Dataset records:
• • • • • • •

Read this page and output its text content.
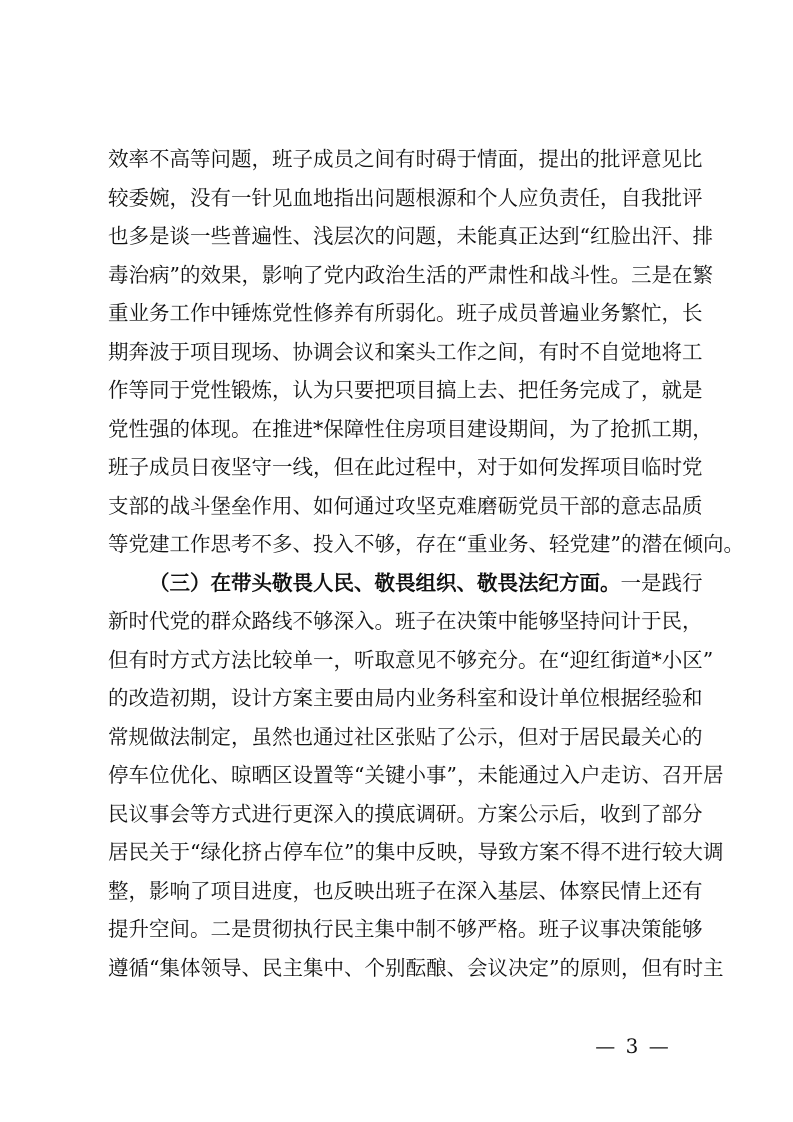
效率不高等问题，班子成员之间有时碍于情面，提出的批评意见比
较委婉，没有一针见血地指出问题根源和个人应负责任，自我批评
也多是谈一些普遍性、浅层次的问题，未能真正达到“红脸出汗、排
毒治病”的效果，影响了党内政治生活的严肃性和战斗性。三是在繁
重业务工作中锤炼党性修养有所弱化。班子成员普遍业务繁忙，长
期奔波于项目现场、协调会议和案头工作之间，有时不自觉地将工
作等同于党性锻炼，认为只要把项目搞上去、把任务完成了，就是
党性强的体现。在推进*保障性住房项目建设期间，为了抢抓工期，
班子成员日夜坚守一线，但在此过程中，对于如何发挥项目临时党
支部的战斗堡垒作用、如何通过攻坚克难磨砺党员干部的意志品质
等党建工作思考不多、投入不够，存在“重业务、轻党建”的潜在倾向。
（三）在带头敬畏人民、敬畏组织、敬畏法纪方面。一是践行
新时代党的群众路线不够深入。班子在决策中能够坚持问计于民，
但有时方式方法比较单一，听取意见不够充分。在“迎红街道*小区”
的改造初期，设计方案主要由局内业务科室和设计单位根据经验和
常规做法制定，虽然也通过社区张贴了公示，但对于居民最关心的
停车位优化、晾晒区设置等“关键小事”，未能通过入户走访、召开居
民议事会等方式进行更深入的摸底调研。方案公示后，收到了部分
居民关于“绿化挤占停车位”的集中反映，导致方案不得不进行较大调
整，影响了项目进度，也反映出班子在深入基层、体察民情上还有
提升空间。二是贯彻执行民主集中制不够严格。班子议事决策能够
遵循“集体领导、民主集中、个别酝酿、会议决定”的原则，但有时主
— 3 —
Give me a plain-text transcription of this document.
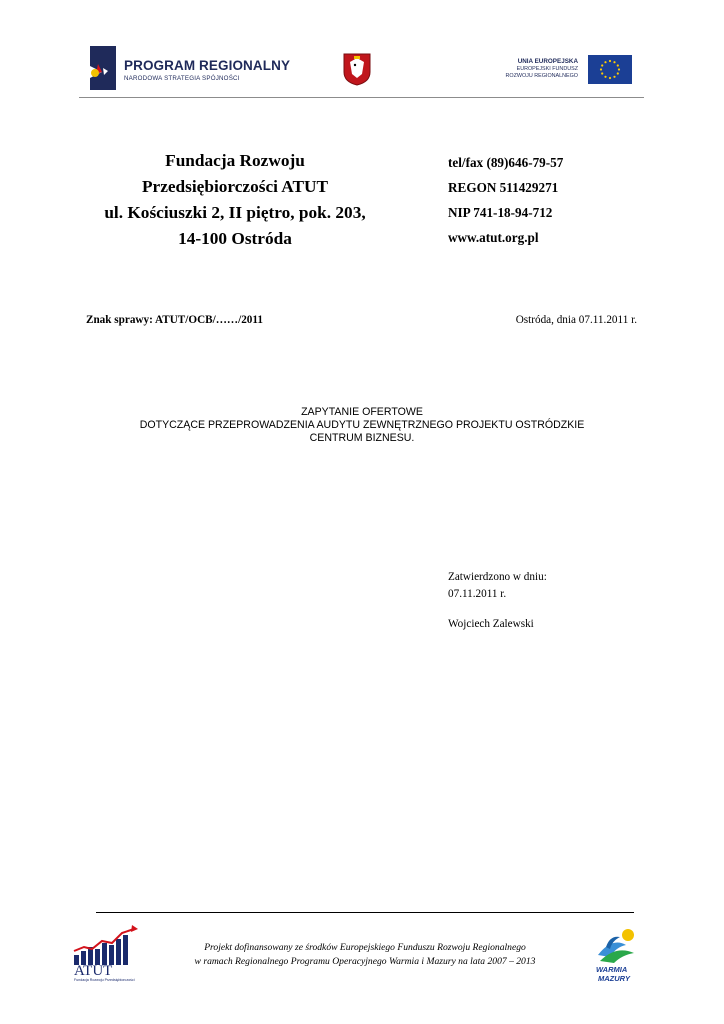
PROGRAM REGIONALNY
NARODOWA STRATEGIA SPÓJNOŚCI
UNIA EUROPEJSKA
EUROPEJSKI FUNDUSZ
ROZWOJU REGIONALNEGO
Fundacja Rozwoju
Przedsiębiorczości ATUT
ul. Kościuszki 2, II piętro, pok. 203,
14-100 Ostróda
tel/fax (89)646-79-57
REGON 511429271
NIP 741-18-94-712
www.atut.org.pl
Znak sprawy: ATUT/OCB/……/2011	Ostróda, dnia 07.11.2011 r.
ZAPYTANIE OFERTOWE
DOTYCZĄCE PRZEPROWADZENIA AUDYTU ZEWNĘTRZNEGO PROJEKTU OSTRÓDZKIE
CENTRUM BIZNESU.
Zatwierdzono w dniu:
07.11.2011 r.
Wojciech Zalewski
ATUT
Fundacja Rozwoju Przedsiębiorczości
Projekt dofinansowany ze środków Europejskiego Funduszu Rozwoju Regionalnego
w ramach Regionalnego Programu Operacyjnego Warmia i Mazury na lata 2007 – 2013
WARMIA
MAZURY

• • • • • • •

> _WRITTEN INSTRUCTION_
Each record should be quoted exactly, with the images omitted.

> _ANSWER TO THIS EXERCISE_
Read this page and output its text content.
效率不高等问题，班子成员之间有时碍于情面，提出的批评意见比
较委婉，没有一针见血地指出问题根源和个人应负责任，自我批评
也多是谈一些普遍性、浅层次的问题，未能真正达到“红脸出汗、排
毒治病”的效果，影响了党内政治生活的严肃性和战斗性。三是在繁
重业务工作中锤炼党性修养有所弱化。班子成员普遍业务繁忙，长
期奔波于项目现场、协调会议和案头工作之间，有时不自觉地将工
作等同于党性锻炼，认为只要把项目搞上去、把任务完成了，就是
党性强的体现。在推进*保障性住房项目建设期间，为了抢抓工期，
班子成员日夜坚守一线，但在此过程中，对于如何发挥项目临时党
支部的战斗堡垒作用、如何通过攻坚克难磨砺党员干部的意志品质
等党建工作思考不多、投入不够，存在“重业务、轻党建”的潜在倾向。
（三）在带头敬畏人民、敬畏组织、敬畏法纪方面。一是践行
新时代党的群众路线不够深入。班子在决策中能够坚持问计于民，
但有时方式方法比较单一，听取意见不够充分。在“迎红街道*小区”
的改造初期，设计方案主要由局内业务科室和设计单位根据经验和
常规做法制定，虽然也通过社区张贴了公示，但对于居民最关心的
停车位优化、晾晒区设置等“关键小事”，未能通过入户走访、召开居
民议事会等方式进行更深入的摸底调研。方案公示后，收到了部分
居民关于“绿化挤占停车位”的集中反映，导致方案不得不进行较大调
整，影响了项目进度，也反映出班子在深入基层、体察民情上还有
提升空间。二是贯彻执行民主集中制不够严格。班子议事决策能够
遵循“集体领导、民主集中、个别酝酿、会议决定”的原则，但有时主
— 3 —
Give me a plain-text transcription of this document.
PROGRAM REGIONALNY
NARODOWA STRATEGIA SPÓJNOŚCI
UNIA EUROPEJSKA
EUROPEJSKI FUNDUSZ
ROZWOJU REGIONALNEGO
Fundacja Rozwoju
Przedsiębiorczości ATUT
ul. Kościuszki 2, II piętro, pok. 203,
14-100 Ostróda
tel/fax (89)646-79-57
REGON 511429271
NIP 741-18-94-712
www.atut.org.pl
Znak sprawy: ATUT/OCB/……/2011	Ostróda, dnia 07.11.2011 r.
ZAPYTANIE OFERTOWE
DOTYCZĄCE PRZEPROWADZENIA AUDYTU ZEWNĘTRZNEGO PROJEKTU OSTRÓDZKIE
CENTRUM BIZNESU.
Zatwierdzono w dniu:
07.11.2011 r.
Wojciech Zalewski
ATUT
Fundacja Rozwoju Przedsiębiorczości
Projekt dofinansowany ze środków Europejskiego Funduszu Rozwoju Regionalnego
w ramach Regionalnego Programu Operacyjnego Warmia i Mazury na lata 2007 – 2013
WARMIA
MAZURY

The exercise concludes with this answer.